# Instructions for the task:
Gather every line holding the string "document".

-- start of Material for this task --

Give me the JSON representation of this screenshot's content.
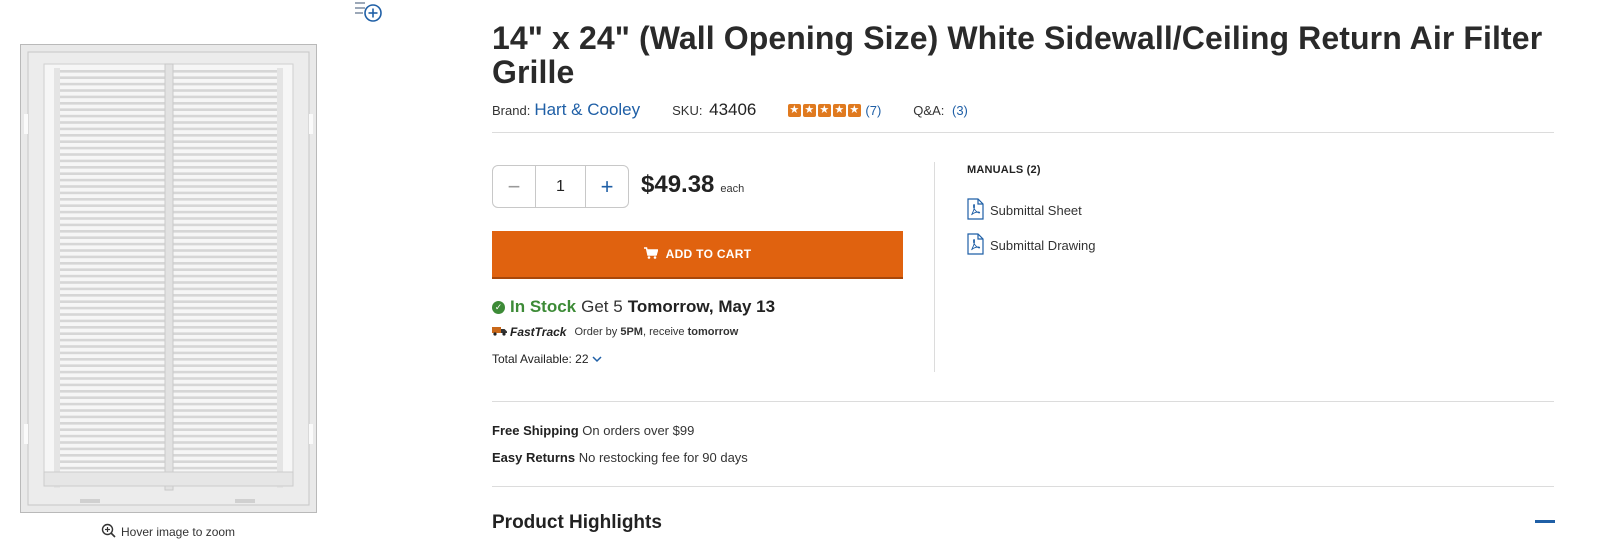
{
  "product": {
    "title": "14\" x 24\" (Wall Opening Size) White Sidewall/Ceiling Return Air Filter Grille",
    "brand_label": "Brand:",
    "brand": "Hart & Cooley",
    "sku_label": "SKU:",
    "sku": "43406",
    "rating_stars": 5,
    "review_count": "(7)",
    "qa_label": "Q&A:",
    "qa_count": "(3)"
  },
  "image": {
    "zoom_hint": "Hover image to zoom",
    "icons": [
      "add-to-list-icon",
      "zoom-icon"
    ]
  },
  "purchase": {
    "quantity": "1",
    "minus_label": "−",
    "plus_label": "+",
    "price": "$49.38",
    "price_unit": "each",
    "add_to_cart": "ADD TO CART",
    "in_stock": "In Stock",
    "get_text": "Get 5",
    "get_date": "Tomorrow, May 13",
    "fasttrack_logo": "FastTrack",
    "fasttrack_text_1": "Order by",
    "fasttrack_time": "5PM",
    "fasttrack_text_2": ", receive",
    "fasttrack_when": "tomorrow",
    "total_available": "Total Available: 22"
  },
  "manuals": {
    "title": "MANUALS (2)",
    "items": [
      {
        "label": "Submittal Sheet"
      },
      {
        "label": "Submittal Drawing"
      }
    ]
  },
  "shipping": {
    "free_label": "Free Shipping",
    "free_text": "On orders over $99",
    "returns_label": "Easy Returns",
    "returns_text": "No restocking fee for 90 days"
  },
  "highlights": {
    "title": "Product Highlights"
  },
  "colors": {
    "accent_orange": "#e0620f",
    "link_blue": "#1f5fa6",
    "stock_green": "#3d8b37",
    "star_orange": "#e07a1f"
  }
}
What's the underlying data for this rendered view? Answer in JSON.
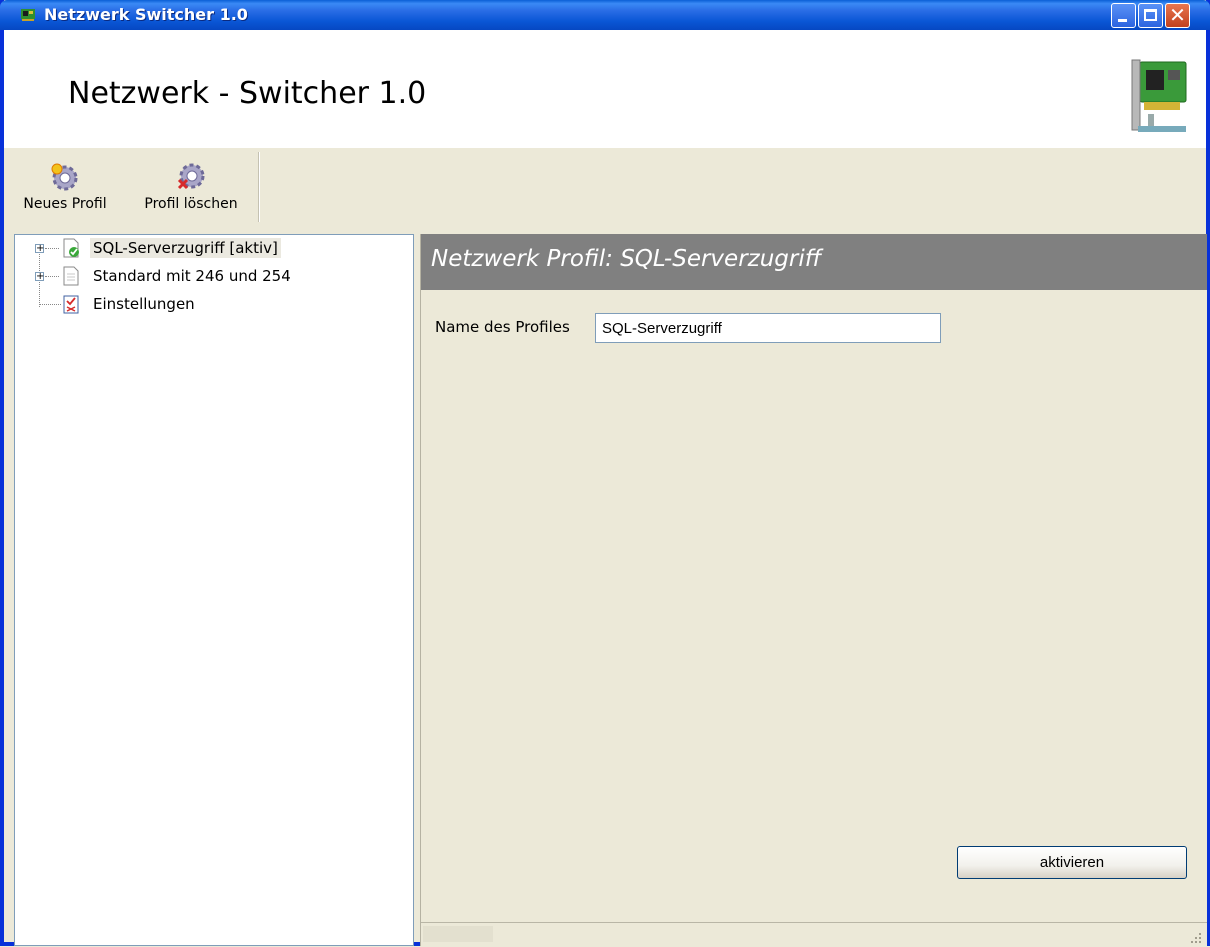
{
  "window": {
    "title": "Netzwerk Switcher 1.0"
  },
  "header": {
    "title": "Netzwerk - Switcher 1.0"
  },
  "toolbar": {
    "new_profile": "Neues Profil",
    "delete_profile": "Profil löschen"
  },
  "tree": {
    "items": [
      {
        "label": "SQL-Serverzugriff [aktiv]",
        "icon": "active-document-icon"
      },
      {
        "label": "Standard mit 246 und 254",
        "icon": "document-icon"
      },
      {
        "label": "Einstellungen",
        "icon": "settings-checklist-icon"
      }
    ]
  },
  "profile": {
    "heading": "Netzwerk Profil: SQL-Serverzugriff",
    "name_label": "Name des Profiles",
    "name_value": "SQL-Serverzugriff",
    "activate_label": "aktivieren"
  },
  "colors": {
    "titlebar": "#0a57d6",
    "header_band": "#808080",
    "face": "#ece9d8"
  }
}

-- end of Material for this task --

# Answer for this exercise:
        "icon": "active-document-icon"
        "icon": "document-icon"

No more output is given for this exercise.